··· Records shown

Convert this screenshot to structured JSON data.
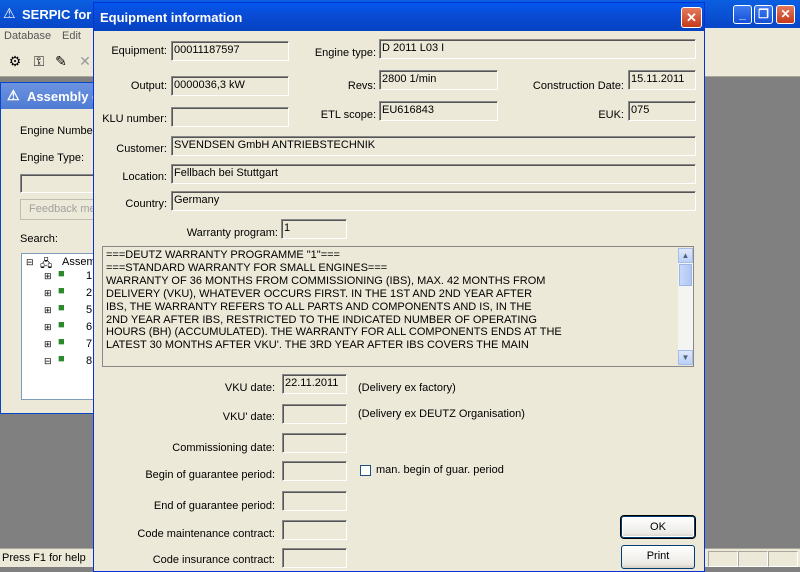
{
  "main_window": {
    "title": "SERPIC for V",
    "menu": [
      "Database",
      "Edit"
    ],
    "toolbar_icons": [
      "stamp-icon",
      "key-icon",
      "wrench-icon",
      "cancel-icon"
    ],
    "controls": [
      "_",
      "❐",
      "✕"
    ],
    "status_text": "Press F1 for help"
  },
  "assembly_window": {
    "title": "Assembly g",
    "engine_number_label": "Engine Number",
    "engine_type_label": "Engine Type:",
    "feedback_button": "Feedback me",
    "search_label": "Search:",
    "tree_root": "Assem",
    "tree_items": [
      "1",
      "2",
      "5",
      "6",
      "7",
      "8"
    ]
  },
  "dialog": {
    "title": "Equipment information",
    "close_glyph": "✕",
    "fields": {
      "equipment_label": "Equipment:",
      "equipment_value": "00011187597",
      "engine_type_label": "Engine type:",
      "engine_type_value": "D 2011 L03 I",
      "output_label": "Output:",
      "output_value": "0000036,3 kW",
      "revs_label": "Revs:",
      "revs_value": "2800 1/min",
      "construction_date_label": "Construction Date:",
      "construction_date_value": "15.11.2011",
      "klu_number_label": "KLU number:",
      "klu_number_value": "",
      "etl_scope_label": "ETL scope:",
      "etl_scope_value": "EU616843",
      "euk_label": "EUK:",
      "euk_value": "075",
      "customer_label": "Customer:",
      "customer_value": "SVENDSEN GmbH ANTRIEBSTECHNIK",
      "location_label": "Location:",
      "location_value": "Fellbach bei Stuttgart",
      "country_label": "Country:",
      "country_value": "Germany",
      "warranty_program_label": "Warranty program:",
      "warranty_program_value": "1"
    },
    "warranty_text": "===DEUTZ WARRANTY PROGRAMME \"1\"===\n===STANDARD WARRANTY FOR SMALL ENGINES===\nWARRANTY OF 36 MONTHS FROM COMMISSIONING (IBS), MAX. 42 MONTHS FROM\nDELIVERY (VKU), WHATEVER OCCURS FIRST. IN THE 1ST AND 2ND YEAR AFTER\nIBS, THE WARRANTY REFERS TO ALL PARTS AND COMPONENTS AND IS, IN THE\n2ND YEAR AFTER IBS, RESTRICTED TO THE INDICATED NUMBER OF OPERATING\nHOURS (BH) (ACCUMULATED). THE WARRANTY FOR ALL COMPONENTS ENDS AT THE\nLATEST 30 MONTHS AFTER VKU'. THE 3RD YEAR AFTER IBS COVERS THE MAIN",
    "dates": {
      "vku_date_label": "VKU date:",
      "vku_date_value": "22.11.2011",
      "vku_date_note": "(Delivery ex factory)",
      "vku2_date_label": "VKU' date:",
      "vku2_date_value": "",
      "vku2_date_note": "(Delivery ex DEUTZ Organisation)",
      "commissioning_label": "Commissioning date:",
      "commissioning_value": "",
      "begin_guarantee_label": "Begin of guarantee period:",
      "begin_guarantee_value": "",
      "man_begin_label": "man. begin of guar. period",
      "end_guarantee_label": "End of guarantee period:",
      "end_guarantee_value": "",
      "code_maintenance_label": "Code maintenance contract:",
      "code_maintenance_value": "",
      "code_insurance_label": "Code insurance contract:",
      "code_insurance_value": ""
    },
    "buttons": {
      "ok": "OK",
      "print": "Print"
    }
  }
}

······

The request » Return the full material word for word. Do not include the pictures.

Exercise result »
Convert this screenshot to structured JSON data.
{
  "main_window": {
    "title": "SERPIC for V",
    "menu": [
      "Database",
      "Edit"
    ],
    "toolbar_icons": [
      "stamp-icon",
      "key-icon",
      "wrench-icon",
      "cancel-icon"
    ],
    "controls": [
      "_",
      "❐",
      "✕"
    ],
    "status_text": "Press F1 for help"
  },
  "assembly_window": {
    "title": "Assembly g",
    "engine_number_label": "Engine Number",
    "engine_type_label": "Engine Type:",
    "feedback_button": "Feedback me",
    "search_label": "Search:",
    "tree_root": "Assem",
    "tree_items": [
      "1",
      "2",
      "5",
      "6",
      "7",
      "8"
    ]
  },
  "dialog": {
    "title": "Equipment information",
    "close_glyph": "✕",
    "fields": {
      "equipment_label": "Equipment:",
      "equipment_value": "00011187597",
      "engine_type_label": "Engine type:",
      "engine_type_value": "D 2011 L03 I",
      "output_label": "Output:",
      "output_value": "0000036,3 kW",
      "revs_label": "Revs:",
      "revs_value": "2800 1/min",
      "construction_date_label": "Construction Date:",
      "construction_date_value": "15.11.2011",
      "klu_number_label": "KLU number:",
      "klu_number_value": "",
      "etl_scope_label": "ETL scope:",
      "etl_scope_value": "EU616843",
      "euk_label": "EUK:",
      "euk_value": "075",
      "customer_label": "Customer:",
      "customer_value": "SVENDSEN GmbH ANTRIEBSTECHNIK",
      "location_label": "Location:",
      "location_value": "Fellbach bei Stuttgart",
      "country_label": "Country:",
      "country_value": "Germany",
      "warranty_program_label": "Warranty program:",
      "warranty_program_value": "1"
    },
    "warranty_text": "===DEUTZ WARRANTY PROGRAMME \"1\"===\n===STANDARD WARRANTY FOR SMALL ENGINES===\nWARRANTY OF 36 MONTHS FROM COMMISSIONING (IBS), MAX. 42 MONTHS FROM\nDELIVERY (VKU), WHATEVER OCCURS FIRST. IN THE 1ST AND 2ND YEAR AFTER\nIBS, THE WARRANTY REFERS TO ALL PARTS AND COMPONENTS AND IS, IN THE\n2ND YEAR AFTER IBS, RESTRICTED TO THE INDICATED NUMBER OF OPERATING\nHOURS (BH) (ACCUMULATED). THE WARRANTY FOR ALL COMPONENTS ENDS AT THE\nLATEST 30 MONTHS AFTER VKU'. THE 3RD YEAR AFTER IBS COVERS THE MAIN",
    "dates": {
      "vku_date_label": "VKU date:",
      "vku_date_value": "22.11.2011",
      "vku_date_note": "(Delivery ex factory)",
      "vku2_date_label": "VKU' date:",
      "vku2_date_value": "",
      "vku2_date_note": "(Delivery ex DEUTZ Organisation)",
      "commissioning_label": "Commissioning date:",
      "commissioning_value": "",
      "begin_guarantee_label": "Begin of guarantee period:",
      "begin_guarantee_value": "",
      "man_begin_label": "man. begin of guar. period",
      "end_guarantee_label": "End of guarantee period:",
      "end_guarantee_value": "",
      "code_maintenance_label": "Code maintenance contract:",
      "code_maintenance_value": "",
      "code_insurance_label": "Code insurance contract:",
      "code_insurance_value": ""
    },
    "buttons": {
      "ok": "OK",
      "print": "Print"
    }
  }
}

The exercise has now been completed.